● Exercise prompt
Your task is to copy the material exactly.

______

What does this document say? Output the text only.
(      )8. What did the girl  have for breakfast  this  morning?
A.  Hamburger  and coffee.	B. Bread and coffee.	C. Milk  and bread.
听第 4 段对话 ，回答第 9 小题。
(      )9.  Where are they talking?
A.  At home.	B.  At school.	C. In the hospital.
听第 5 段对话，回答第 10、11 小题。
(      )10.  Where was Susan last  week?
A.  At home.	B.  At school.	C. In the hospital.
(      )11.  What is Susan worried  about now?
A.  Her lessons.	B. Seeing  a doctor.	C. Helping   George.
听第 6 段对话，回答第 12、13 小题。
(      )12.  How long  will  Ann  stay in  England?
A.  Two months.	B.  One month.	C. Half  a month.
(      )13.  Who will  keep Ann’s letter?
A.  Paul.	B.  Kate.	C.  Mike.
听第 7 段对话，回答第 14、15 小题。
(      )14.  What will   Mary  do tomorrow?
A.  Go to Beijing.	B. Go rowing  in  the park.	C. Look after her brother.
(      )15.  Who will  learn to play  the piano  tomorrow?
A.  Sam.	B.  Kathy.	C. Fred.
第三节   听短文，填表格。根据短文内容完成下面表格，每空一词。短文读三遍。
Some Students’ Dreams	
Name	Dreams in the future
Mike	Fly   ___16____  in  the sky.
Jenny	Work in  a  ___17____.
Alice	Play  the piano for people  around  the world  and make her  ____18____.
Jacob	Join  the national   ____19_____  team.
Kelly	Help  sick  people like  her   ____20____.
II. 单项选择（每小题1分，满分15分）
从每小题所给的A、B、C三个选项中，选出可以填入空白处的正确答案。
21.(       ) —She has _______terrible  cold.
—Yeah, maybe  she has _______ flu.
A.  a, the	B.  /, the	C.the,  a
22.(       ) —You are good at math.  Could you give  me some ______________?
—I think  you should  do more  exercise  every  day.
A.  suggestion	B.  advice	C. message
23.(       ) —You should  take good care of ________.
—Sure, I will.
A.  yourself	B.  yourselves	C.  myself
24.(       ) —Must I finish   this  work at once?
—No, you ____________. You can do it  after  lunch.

______

● Result for this task
What does this document say? Output the text only.
(      )8. What did the girl  have for breakfast  this  morning?
A.  Hamburger  and coffee.	B. Bread and coffee.	C. Milk  and bread.
听第 4 段对话 ，回答第 9 小题。
(      )9.  Where are they talking?
A.  At home.	B.  At school.	C. In the hospital.
听第 5 段对话，回答第 10、11 小题。
(      )10.  Where was Susan last  week?
A.  At home.	B.  At school.	C. In the hospital.
(      )11.  What is Susan worried  about now?
A.  Her lessons.	B. Seeing  a doctor.	C. Helping   George.
听第 6 段对话，回答第 12、13 小题。
(      )12.  How long  will  Ann  stay in  England?
A.  Two months.	B.  One month.	C. Half  a month.
(      )13.  Who will  keep Ann’s letter?
A.  Paul.	B.  Kate.	C.  Mike.
听第 7 段对话，回答第 14、15 小题。
(      )14.  What will   Mary  do tomorrow?
A.  Go to Beijing.	B. Go rowing  in  the park.	C. Look after her brother.
(      )15.  Who will  learn to play  the piano  tomorrow?
A.  Sam.	B.  Kathy.	C. Fred.
第三节   听短文，填表格。根据短文内容完成下面表格，每空一词。短文读三遍。
Some Students’ Dreams	
Name	Dreams in the future
Mike	Fly   ___16____  in  the sky.
Jenny	Work in  a  ___17____.
Alice	Play  the piano for people  around  the world  and make her  ____18____.
Jacob	Join  the national   ____19_____  team.
Kelly	Help  sick  people like  her   ____20____.
II. 单项选择（每小题1分，满分15分）
从每小题所给的A、B、C三个选项中，选出可以填入空白处的正确答案。
21.(       ) —She has _______terrible  cold.
—Yeah, maybe  she has _______ flu.
A.  a, the	B.  /, the	C.the,  a
22.(       ) —You are good at math.  Could you give  me some ______________?
—I think  you should  do more  exercise  every  day.
A.  suggestion	B.  advice	C. message
23.(       ) —You should  take good care of ________.
—Sure, I will.
A.  yourself	B.  yourselves	C.  myself
24.(       ) —Must I finish   this  work at once?
—No, you ____________. You can do it  after  lunch.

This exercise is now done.